**CHALLENGE**
Check each line of the records for "chevron"; collect those that have it.

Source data

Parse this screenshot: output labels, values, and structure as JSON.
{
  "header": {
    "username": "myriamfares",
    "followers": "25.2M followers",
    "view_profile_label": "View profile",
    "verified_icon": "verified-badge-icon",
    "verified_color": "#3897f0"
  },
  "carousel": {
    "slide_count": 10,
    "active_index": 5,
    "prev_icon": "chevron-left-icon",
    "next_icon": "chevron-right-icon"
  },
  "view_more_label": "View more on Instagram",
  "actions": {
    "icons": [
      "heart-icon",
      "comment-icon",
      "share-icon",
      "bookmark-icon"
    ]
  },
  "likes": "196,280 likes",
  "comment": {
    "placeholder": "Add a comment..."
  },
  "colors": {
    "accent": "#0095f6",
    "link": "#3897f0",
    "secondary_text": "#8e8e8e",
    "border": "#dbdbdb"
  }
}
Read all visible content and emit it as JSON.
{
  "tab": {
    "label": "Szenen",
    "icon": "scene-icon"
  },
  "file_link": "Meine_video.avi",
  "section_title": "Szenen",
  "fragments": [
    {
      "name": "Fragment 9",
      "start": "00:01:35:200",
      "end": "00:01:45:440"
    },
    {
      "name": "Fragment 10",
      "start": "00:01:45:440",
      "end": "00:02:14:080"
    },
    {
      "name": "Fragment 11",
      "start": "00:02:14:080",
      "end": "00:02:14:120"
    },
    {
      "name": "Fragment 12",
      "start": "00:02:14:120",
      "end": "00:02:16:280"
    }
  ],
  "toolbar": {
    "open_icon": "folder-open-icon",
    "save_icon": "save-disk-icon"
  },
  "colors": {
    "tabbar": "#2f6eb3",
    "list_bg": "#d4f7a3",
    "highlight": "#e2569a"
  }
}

**FINISHED TASK**
    "prev_icon": "chevron-left-icon",
    "next_icon": "chevron-right-icon"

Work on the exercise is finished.